Task brief: Images appear in the records below; leave them out and repeat everything else exactly.

Record excerpts:
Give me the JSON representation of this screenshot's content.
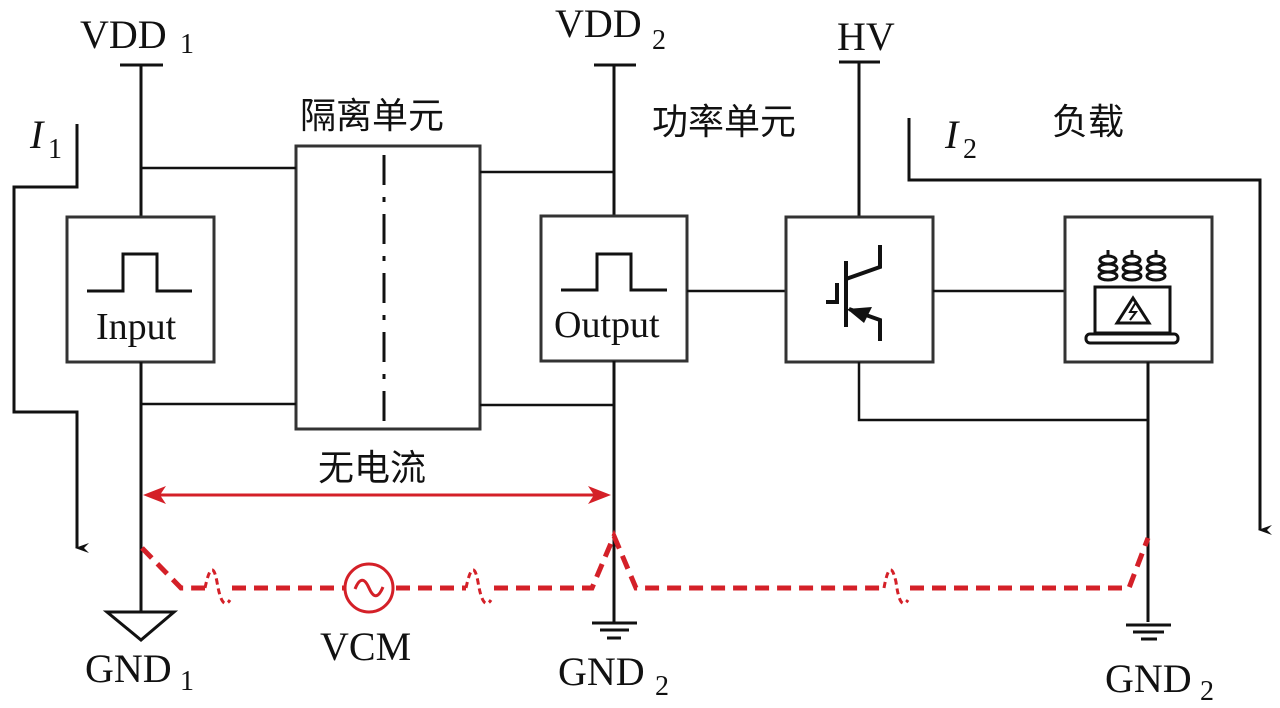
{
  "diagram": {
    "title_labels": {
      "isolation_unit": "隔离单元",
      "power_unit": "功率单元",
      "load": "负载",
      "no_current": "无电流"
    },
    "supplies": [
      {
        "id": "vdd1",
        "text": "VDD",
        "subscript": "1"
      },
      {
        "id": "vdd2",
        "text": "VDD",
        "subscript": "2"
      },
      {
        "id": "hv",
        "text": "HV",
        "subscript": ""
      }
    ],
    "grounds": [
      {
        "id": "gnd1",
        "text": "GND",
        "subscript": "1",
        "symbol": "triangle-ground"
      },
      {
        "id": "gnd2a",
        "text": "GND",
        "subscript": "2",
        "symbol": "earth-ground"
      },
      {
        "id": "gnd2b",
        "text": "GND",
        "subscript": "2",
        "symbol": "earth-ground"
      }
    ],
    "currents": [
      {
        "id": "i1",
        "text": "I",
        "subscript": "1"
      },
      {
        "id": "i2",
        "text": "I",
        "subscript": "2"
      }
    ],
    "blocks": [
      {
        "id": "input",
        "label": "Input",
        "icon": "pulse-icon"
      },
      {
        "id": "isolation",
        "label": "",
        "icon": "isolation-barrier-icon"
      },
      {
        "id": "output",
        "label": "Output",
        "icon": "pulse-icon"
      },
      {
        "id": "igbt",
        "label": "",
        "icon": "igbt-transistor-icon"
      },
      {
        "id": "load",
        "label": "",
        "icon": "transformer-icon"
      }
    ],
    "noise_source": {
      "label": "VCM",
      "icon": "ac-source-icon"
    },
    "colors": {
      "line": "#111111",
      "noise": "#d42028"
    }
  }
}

Solution to this exercise:
Give me the JSON representation of this screenshot's content.
{
  "diagram": {
    "title_labels": {
      "isolation_unit": "隔离单元",
      "power_unit": "功率单元",
      "load": "负载",
      "no_current": "无电流"
    },
    "supplies": [
      {
        "id": "vdd1",
        "text": "VDD",
        "subscript": "1"
      },
      {
        "id": "vdd2",
        "text": "VDD",
        "subscript": "2"
      },
      {
        "id": "hv",
        "text": "HV",
        "subscript": ""
      }
    ],
    "grounds": [
      {
        "id": "gnd1",
        "text": "GND",
        "subscript": "1",
        "symbol": "triangle-ground"
      },
      {
        "id": "gnd2a",
        "text": "GND",
        "subscript": "2",
        "symbol": "earth-ground"
      },
      {
        "id": "gnd2b",
        "text": "GND",
        "subscript": "2",
        "symbol": "earth-ground"
      }
    ],
    "currents": [
      {
        "id": "i1",
        "text": "I",
        "subscript": "1"
      },
      {
        "id": "i2",
        "text": "I",
        "subscript": "2"
      }
    ],
    "blocks": [
      {
        "id": "input",
        "label": "Input",
        "icon": "pulse-icon"
      },
      {
        "id": "isolation",
        "label": "",
        "icon": "isolation-barrier-icon"
      },
      {
        "id": "output",
        "label": "Output",
        "icon": "pulse-icon"
      },
      {
        "id": "igbt",
        "label": "",
        "icon": "igbt-transistor-icon"
      },
      {
        "id": "load",
        "label": "",
        "icon": "transformer-icon"
      }
    ],
    "noise_source": {
      "label": "VCM",
      "icon": "ac-source-icon"
    },
    "colors": {
      "line": "#111111",
      "noise": "#d42028"
    }
  }
}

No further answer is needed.